▶ [REQUIRED TASK] In the material below, find how many lines contain the string "关于深化拓展". Write only that number.

Saved entries
* start *

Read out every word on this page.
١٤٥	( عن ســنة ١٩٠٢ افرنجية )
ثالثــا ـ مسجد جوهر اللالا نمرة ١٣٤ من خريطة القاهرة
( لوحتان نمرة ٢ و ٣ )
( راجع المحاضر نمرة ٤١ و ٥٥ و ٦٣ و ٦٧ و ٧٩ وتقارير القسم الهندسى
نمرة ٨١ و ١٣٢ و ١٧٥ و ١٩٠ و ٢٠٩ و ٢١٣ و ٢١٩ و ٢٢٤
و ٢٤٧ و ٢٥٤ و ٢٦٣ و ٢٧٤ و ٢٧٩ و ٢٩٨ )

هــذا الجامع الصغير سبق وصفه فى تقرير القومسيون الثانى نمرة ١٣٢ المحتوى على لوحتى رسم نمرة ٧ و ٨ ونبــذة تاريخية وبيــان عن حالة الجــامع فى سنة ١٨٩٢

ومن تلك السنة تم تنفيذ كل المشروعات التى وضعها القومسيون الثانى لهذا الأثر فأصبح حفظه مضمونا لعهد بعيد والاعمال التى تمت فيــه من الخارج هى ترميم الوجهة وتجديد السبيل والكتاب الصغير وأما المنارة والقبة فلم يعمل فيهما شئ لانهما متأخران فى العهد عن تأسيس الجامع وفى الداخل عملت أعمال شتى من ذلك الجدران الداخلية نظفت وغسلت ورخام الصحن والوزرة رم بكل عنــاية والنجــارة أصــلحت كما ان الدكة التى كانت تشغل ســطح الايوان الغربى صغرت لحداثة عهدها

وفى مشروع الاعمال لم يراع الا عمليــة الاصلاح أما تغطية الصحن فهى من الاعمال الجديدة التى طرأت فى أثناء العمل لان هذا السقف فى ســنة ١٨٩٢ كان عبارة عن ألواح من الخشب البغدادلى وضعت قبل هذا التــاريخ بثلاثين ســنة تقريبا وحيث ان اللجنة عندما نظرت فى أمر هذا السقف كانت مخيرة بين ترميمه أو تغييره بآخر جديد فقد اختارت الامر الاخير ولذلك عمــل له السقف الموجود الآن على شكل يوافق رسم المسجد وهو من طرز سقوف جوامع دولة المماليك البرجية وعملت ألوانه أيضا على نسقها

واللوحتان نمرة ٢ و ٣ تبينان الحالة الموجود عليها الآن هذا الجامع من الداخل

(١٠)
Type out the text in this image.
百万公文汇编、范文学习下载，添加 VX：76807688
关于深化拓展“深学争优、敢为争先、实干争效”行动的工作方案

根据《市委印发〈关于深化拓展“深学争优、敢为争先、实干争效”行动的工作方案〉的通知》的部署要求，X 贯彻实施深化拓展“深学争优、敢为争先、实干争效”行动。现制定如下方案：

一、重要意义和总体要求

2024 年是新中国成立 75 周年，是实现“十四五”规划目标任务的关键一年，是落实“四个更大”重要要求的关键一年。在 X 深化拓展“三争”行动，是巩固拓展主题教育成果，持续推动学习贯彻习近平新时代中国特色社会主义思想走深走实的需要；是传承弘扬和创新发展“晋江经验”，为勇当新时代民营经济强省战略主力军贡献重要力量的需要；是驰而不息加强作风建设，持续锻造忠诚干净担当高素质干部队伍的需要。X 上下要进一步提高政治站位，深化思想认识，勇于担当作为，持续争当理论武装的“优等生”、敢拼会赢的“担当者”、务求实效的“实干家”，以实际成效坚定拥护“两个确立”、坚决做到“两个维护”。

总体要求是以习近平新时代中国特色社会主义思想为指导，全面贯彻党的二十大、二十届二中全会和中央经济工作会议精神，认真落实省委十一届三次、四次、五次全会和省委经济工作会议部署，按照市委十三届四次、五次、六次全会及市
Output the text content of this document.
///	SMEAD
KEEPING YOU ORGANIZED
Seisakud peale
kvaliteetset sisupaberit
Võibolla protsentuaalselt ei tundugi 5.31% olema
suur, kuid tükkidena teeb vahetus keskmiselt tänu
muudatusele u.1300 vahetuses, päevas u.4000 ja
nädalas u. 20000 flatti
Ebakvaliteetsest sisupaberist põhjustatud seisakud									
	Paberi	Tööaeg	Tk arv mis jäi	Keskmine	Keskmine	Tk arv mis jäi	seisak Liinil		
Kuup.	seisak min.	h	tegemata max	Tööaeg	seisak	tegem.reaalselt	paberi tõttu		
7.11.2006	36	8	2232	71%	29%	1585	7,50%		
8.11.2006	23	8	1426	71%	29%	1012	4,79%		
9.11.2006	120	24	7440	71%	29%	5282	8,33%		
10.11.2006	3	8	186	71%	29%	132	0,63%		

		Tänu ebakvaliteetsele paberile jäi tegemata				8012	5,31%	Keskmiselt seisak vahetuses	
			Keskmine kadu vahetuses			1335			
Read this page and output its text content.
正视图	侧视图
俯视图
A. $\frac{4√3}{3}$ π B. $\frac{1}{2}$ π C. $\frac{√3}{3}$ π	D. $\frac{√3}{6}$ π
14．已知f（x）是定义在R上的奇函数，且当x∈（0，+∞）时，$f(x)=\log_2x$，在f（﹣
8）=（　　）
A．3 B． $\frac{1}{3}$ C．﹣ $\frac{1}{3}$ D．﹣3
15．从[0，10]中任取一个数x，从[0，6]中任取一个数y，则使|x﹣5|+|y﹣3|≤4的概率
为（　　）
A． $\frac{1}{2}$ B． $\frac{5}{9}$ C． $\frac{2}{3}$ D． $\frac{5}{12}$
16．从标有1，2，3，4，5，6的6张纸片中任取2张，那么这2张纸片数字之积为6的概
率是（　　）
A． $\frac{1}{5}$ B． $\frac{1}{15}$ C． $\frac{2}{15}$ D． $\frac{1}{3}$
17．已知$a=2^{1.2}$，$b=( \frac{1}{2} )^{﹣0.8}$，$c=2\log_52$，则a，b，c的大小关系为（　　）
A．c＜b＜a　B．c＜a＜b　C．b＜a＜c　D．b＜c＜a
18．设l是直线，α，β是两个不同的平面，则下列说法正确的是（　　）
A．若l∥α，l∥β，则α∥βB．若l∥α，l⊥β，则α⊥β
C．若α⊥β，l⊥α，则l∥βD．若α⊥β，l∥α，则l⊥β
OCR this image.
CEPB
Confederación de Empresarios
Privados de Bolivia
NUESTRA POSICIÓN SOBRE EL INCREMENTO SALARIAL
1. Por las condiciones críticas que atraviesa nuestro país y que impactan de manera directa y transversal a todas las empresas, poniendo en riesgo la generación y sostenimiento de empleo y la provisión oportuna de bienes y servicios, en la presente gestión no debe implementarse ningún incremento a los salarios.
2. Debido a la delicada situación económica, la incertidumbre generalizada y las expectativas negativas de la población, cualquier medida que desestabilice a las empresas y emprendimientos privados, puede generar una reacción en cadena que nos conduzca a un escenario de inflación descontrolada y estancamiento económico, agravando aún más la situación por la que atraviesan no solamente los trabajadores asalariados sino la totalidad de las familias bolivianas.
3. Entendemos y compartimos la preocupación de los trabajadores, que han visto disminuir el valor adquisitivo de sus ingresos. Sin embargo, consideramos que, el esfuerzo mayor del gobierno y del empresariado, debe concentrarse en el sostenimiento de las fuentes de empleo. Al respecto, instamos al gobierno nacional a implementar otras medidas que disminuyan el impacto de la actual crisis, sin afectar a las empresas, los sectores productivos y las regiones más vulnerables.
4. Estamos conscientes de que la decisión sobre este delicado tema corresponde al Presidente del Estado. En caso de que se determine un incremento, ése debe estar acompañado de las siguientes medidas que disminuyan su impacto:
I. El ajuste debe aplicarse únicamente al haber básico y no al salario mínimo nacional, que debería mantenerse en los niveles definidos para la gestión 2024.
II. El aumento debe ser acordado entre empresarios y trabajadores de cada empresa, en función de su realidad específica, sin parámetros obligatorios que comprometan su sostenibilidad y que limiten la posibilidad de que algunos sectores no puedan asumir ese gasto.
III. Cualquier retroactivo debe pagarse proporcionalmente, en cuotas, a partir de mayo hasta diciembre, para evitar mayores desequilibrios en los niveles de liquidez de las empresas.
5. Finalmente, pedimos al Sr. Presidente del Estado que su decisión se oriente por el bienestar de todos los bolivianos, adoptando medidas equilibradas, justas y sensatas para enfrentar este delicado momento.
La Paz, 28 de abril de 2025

* end *

▶ [TASK OUTPUT] 2